_Exercise data:_
----------------

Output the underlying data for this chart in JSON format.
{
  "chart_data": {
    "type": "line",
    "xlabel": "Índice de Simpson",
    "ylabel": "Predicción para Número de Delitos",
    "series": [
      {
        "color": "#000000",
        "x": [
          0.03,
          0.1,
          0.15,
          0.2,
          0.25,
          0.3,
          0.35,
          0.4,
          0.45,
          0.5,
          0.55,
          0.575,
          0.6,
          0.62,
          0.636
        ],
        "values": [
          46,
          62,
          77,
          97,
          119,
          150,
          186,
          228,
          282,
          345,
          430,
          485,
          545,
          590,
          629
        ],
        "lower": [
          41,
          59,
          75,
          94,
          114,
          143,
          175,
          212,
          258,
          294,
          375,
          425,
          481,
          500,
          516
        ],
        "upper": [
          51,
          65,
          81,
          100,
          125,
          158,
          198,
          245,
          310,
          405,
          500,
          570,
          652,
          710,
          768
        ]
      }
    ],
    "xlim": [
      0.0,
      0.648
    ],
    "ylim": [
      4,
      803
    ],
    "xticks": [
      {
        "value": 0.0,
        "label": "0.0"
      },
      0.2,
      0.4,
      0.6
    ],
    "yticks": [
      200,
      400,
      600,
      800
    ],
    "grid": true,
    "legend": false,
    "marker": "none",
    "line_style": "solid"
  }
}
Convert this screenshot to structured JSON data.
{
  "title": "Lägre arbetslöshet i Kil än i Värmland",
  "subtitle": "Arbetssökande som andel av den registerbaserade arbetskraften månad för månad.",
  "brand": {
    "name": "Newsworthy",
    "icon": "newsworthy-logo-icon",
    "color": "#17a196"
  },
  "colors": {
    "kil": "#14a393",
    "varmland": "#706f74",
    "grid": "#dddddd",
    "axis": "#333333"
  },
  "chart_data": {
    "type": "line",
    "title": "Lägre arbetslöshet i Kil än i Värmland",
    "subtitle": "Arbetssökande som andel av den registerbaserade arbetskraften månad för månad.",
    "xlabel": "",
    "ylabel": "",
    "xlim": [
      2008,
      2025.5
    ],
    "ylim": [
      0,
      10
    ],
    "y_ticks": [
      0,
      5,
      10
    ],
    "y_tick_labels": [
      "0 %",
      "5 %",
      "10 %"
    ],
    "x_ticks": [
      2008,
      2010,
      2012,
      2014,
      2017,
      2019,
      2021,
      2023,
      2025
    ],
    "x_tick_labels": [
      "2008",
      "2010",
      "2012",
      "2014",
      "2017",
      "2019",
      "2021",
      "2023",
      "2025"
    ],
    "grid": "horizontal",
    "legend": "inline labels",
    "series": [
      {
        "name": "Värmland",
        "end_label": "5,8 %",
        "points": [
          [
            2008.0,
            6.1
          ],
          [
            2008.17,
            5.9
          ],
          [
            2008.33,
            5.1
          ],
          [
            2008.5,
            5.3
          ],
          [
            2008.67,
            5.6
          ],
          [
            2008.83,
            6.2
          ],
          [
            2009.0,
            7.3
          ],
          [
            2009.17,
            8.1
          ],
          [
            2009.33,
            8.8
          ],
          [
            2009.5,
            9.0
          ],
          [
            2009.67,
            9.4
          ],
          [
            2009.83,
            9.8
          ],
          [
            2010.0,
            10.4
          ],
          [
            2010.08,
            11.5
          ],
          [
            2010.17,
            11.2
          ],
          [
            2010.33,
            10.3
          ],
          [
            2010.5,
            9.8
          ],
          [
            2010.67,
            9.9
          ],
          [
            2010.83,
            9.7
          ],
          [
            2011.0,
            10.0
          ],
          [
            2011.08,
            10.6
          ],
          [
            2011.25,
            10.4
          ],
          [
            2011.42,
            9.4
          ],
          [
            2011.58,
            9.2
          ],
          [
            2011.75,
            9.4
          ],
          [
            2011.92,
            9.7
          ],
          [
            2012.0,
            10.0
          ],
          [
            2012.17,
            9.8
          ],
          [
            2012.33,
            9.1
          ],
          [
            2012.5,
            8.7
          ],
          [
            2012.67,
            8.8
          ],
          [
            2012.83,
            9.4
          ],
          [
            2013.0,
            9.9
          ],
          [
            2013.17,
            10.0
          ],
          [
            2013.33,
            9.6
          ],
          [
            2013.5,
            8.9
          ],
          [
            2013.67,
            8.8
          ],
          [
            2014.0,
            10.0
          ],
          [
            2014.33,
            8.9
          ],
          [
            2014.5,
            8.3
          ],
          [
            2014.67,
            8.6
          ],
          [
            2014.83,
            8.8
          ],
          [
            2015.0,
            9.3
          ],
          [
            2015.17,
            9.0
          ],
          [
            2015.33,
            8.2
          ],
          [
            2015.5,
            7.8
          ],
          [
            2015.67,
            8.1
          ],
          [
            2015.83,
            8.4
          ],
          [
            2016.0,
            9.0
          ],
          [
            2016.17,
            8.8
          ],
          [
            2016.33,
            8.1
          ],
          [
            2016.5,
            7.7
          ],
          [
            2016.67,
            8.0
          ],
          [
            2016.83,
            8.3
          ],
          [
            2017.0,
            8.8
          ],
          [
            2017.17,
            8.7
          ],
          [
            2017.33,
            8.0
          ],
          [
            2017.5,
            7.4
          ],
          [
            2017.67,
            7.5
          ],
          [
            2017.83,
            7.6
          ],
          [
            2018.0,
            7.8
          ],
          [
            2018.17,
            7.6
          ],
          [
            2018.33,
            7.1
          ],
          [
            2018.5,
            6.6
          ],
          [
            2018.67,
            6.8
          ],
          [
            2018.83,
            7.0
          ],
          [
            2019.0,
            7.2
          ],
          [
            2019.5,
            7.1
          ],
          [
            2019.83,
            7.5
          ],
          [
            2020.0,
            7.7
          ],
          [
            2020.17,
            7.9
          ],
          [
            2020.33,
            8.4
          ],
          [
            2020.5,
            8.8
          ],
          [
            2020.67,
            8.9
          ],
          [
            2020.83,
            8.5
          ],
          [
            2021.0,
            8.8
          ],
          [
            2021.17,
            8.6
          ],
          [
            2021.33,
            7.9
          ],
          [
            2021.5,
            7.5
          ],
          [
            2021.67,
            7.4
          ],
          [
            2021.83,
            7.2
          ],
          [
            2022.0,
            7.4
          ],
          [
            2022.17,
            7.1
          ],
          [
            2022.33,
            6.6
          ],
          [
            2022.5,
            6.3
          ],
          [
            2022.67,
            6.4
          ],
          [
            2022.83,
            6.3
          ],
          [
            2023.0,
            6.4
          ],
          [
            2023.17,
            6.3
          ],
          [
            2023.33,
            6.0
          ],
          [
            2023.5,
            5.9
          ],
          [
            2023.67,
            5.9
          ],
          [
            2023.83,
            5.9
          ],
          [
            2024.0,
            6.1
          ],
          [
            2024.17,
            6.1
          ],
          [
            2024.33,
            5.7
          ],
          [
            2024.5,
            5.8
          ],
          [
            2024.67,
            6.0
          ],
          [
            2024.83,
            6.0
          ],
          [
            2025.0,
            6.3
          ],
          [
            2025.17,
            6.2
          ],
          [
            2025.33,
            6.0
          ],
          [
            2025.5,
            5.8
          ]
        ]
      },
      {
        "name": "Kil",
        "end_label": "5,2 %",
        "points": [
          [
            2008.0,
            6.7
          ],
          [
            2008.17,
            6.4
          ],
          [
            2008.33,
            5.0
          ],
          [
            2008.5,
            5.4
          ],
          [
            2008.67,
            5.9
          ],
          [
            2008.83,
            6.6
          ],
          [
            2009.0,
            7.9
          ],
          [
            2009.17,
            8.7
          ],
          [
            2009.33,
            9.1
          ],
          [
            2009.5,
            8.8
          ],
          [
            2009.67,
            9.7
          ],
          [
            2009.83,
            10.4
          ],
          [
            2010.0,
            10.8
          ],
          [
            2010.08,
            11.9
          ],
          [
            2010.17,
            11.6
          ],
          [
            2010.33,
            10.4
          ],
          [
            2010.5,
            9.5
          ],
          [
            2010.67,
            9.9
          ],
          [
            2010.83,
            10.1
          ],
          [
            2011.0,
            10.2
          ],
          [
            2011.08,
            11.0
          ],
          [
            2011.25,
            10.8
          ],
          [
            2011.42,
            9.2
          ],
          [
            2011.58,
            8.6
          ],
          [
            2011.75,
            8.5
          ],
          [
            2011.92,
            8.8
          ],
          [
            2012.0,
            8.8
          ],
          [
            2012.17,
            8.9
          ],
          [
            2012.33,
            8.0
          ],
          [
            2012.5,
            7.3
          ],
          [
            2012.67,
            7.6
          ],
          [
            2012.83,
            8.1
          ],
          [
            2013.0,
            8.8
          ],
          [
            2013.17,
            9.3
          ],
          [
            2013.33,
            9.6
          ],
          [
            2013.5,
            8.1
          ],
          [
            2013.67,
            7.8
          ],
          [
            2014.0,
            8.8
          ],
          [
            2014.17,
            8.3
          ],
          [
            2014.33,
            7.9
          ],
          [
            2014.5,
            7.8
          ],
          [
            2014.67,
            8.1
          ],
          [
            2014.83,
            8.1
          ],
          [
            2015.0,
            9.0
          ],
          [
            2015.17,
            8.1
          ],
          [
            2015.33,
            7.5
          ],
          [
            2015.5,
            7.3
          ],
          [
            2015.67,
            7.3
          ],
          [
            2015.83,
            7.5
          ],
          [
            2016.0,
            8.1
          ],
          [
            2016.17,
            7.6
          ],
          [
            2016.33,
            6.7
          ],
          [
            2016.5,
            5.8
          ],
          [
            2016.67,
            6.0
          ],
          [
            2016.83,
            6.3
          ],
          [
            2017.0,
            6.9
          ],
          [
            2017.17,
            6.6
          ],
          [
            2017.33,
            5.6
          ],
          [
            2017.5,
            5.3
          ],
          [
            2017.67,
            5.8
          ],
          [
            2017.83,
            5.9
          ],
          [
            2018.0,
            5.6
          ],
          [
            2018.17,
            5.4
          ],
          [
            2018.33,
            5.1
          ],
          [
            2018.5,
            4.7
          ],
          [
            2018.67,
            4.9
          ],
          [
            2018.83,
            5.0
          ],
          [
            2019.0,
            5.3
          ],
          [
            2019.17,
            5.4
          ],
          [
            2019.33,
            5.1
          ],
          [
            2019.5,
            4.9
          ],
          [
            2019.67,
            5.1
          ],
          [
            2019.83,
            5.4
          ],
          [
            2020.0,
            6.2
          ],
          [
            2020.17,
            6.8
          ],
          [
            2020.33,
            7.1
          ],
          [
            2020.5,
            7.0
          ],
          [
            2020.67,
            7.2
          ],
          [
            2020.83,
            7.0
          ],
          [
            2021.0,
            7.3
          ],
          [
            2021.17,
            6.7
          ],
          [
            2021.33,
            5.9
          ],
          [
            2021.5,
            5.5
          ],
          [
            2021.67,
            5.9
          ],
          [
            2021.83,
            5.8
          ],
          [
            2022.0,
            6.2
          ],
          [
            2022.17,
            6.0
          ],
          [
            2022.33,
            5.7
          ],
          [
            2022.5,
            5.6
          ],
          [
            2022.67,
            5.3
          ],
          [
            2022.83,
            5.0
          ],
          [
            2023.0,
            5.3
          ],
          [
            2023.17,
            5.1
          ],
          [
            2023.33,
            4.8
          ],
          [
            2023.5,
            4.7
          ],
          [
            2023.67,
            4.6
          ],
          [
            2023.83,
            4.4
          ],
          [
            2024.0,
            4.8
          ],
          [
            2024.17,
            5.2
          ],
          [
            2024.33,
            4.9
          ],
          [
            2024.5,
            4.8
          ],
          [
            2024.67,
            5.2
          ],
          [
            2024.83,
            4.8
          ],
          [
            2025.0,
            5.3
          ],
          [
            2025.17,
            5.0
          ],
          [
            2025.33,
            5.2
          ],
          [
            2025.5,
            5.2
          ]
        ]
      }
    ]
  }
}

----------------

_Work required:_ Find each line that has the word "Arbetssökande", then copy it out.

_Complete output:_
  "subtitle": "Arbetssökande som andel av den registerbaserade arbetskraften månad för månad.",
    "subtitle": "Arbetssökande som andel av den registerbaserade arbetskraften månad för månad.",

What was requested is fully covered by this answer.